What is needed here is an exact transcription of all the entries.

--- START ---

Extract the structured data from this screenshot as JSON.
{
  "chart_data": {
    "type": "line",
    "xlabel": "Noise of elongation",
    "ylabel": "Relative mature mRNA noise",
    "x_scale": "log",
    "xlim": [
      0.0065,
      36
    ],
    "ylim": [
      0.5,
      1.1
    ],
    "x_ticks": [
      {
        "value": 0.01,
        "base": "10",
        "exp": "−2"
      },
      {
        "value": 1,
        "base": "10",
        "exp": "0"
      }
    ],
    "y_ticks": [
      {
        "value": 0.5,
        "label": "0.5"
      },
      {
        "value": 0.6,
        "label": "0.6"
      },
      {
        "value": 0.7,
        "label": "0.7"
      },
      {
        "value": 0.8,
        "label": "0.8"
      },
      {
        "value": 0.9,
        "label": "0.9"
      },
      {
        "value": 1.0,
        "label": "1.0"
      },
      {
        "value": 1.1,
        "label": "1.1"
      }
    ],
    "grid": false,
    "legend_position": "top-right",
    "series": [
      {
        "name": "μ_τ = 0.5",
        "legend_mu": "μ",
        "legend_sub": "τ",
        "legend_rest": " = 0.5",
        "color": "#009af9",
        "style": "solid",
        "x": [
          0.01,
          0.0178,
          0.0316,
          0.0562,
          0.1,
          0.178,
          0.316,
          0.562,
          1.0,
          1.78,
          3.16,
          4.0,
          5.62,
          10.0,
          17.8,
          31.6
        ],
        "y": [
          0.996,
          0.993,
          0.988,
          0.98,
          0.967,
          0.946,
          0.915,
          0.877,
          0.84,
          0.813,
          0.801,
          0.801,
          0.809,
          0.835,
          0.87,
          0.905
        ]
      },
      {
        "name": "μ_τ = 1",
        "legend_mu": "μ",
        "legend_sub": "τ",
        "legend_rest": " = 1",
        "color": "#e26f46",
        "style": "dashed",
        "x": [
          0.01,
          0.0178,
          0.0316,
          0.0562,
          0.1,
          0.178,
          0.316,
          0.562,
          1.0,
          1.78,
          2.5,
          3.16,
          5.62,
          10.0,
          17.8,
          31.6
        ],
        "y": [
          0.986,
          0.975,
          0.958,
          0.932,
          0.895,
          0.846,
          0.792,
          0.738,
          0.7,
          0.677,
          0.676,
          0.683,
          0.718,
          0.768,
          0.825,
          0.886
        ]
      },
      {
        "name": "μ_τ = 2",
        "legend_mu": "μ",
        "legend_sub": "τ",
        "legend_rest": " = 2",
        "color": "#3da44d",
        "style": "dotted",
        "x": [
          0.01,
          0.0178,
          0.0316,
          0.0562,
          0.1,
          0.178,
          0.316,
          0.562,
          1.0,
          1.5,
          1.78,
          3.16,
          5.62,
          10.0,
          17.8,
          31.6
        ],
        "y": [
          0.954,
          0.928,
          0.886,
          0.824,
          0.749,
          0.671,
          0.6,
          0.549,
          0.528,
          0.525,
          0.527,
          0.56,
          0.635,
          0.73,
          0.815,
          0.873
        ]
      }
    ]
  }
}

--- END ---

▶ [RESPONSE BOX]:
Extract the structured data from this screenshot as JSON.
{
  "chart_data": {
    "type": "line",
    "xlabel": "Noise of elongation",
    "ylabel": "Relative mature mRNA noise",
    "x_scale": "log",
    "xlim": [
      0.0065,
      36
    ],
    "ylim": [
      0.5,
      1.1
    ],
    "x_ticks": [
      {
        "value": 0.01,
        "base": "10",
        "exp": "−2"
      },
      {
        "value": 1,
        "base": "10",
        "exp": "0"
      }
    ],
    "y_ticks": [
      {
        "value": 0.5,
        "label": "0.5"
      },
      {
        "value": 0.6,
        "label": "0.6"
      },
      {
        "value": 0.7,
        "label": "0.7"
      },
      {
        "value": 0.8,
        "label": "0.8"
      },
      {
        "value": 0.9,
        "label": "0.9"
      },
      {
        "value": 1.0,
        "label": "1.0"
      },
      {
        "value": 1.1,
        "label": "1.1"
      }
    ],
    "grid": false,
    "legend_position": "top-right",
    "series": [
      {
        "name": "μ_τ = 0.5",
        "legend_mu": "μ",
        "legend_sub": "τ",
        "legend_rest": " = 0.5",
        "color": "#009af9",
        "style": "solid",
        "x": [
          0.01,
          0.0178,
          0.0316,
          0.0562,
          0.1,
          0.178,
          0.316,
          0.562,
          1.0,
          1.78,
          3.16,
          4.0,
          5.62,
          10.0,
          17.8,
          31.6
        ],
        "y": [
          0.996,
          0.993,
          0.988,
          0.98,
          0.967,
          0.946,
          0.915,
          0.877,
          0.84,
          0.813,
          0.801,
          0.801,
          0.809,
          0.835,
          0.87,
          0.905
        ]
      },
      {
        "name": "μ_τ = 1",
        "legend_mu": "μ",
        "legend_sub": "τ",
        "legend_rest": " = 1",
        "color": "#e26f46",
        "style": "dashed",
        "x": [
          0.01,
          0.0178,
          0.0316,
          0.0562,
          0.1,
          0.178,
          0.316,
          0.562,
          1.0,
          1.78,
          2.5,
          3.16,
          5.62,
          10.0,
          17.8,
          31.6
        ],
        "y": [
          0.986,
          0.975,
          0.958,
          0.932,
          0.895,
          0.846,
          0.792,
          0.738,
          0.7,
          0.677,
          0.676,
          0.683,
          0.718,
          0.768,
          0.825,
          0.886
        ]
      },
      {
        "name": "μ_τ = 2",
        "legend_mu": "μ",
        "legend_sub": "τ",
        "legend_rest": " = 2",
        "color": "#3da44d",
        "style": "dotted",
        "x": [
          0.01,
          0.0178,
          0.0316,
          0.0562,
          0.1,
          0.178,
          0.316,
          0.562,
          1.0,
          1.5,
          1.78,
          3.16,
          5.62,
          10.0,
          17.8,
          31.6
        ],
        "y": [
          0.954,
          0.928,
          0.886,
          0.824,
          0.749,
          0.671,
          0.6,
          0.549,
          0.528,
          0.525,
          0.527,
          0.56,
          0.635,
          0.73,
          0.815,
          0.873
        ]
      }
    ]
  }
}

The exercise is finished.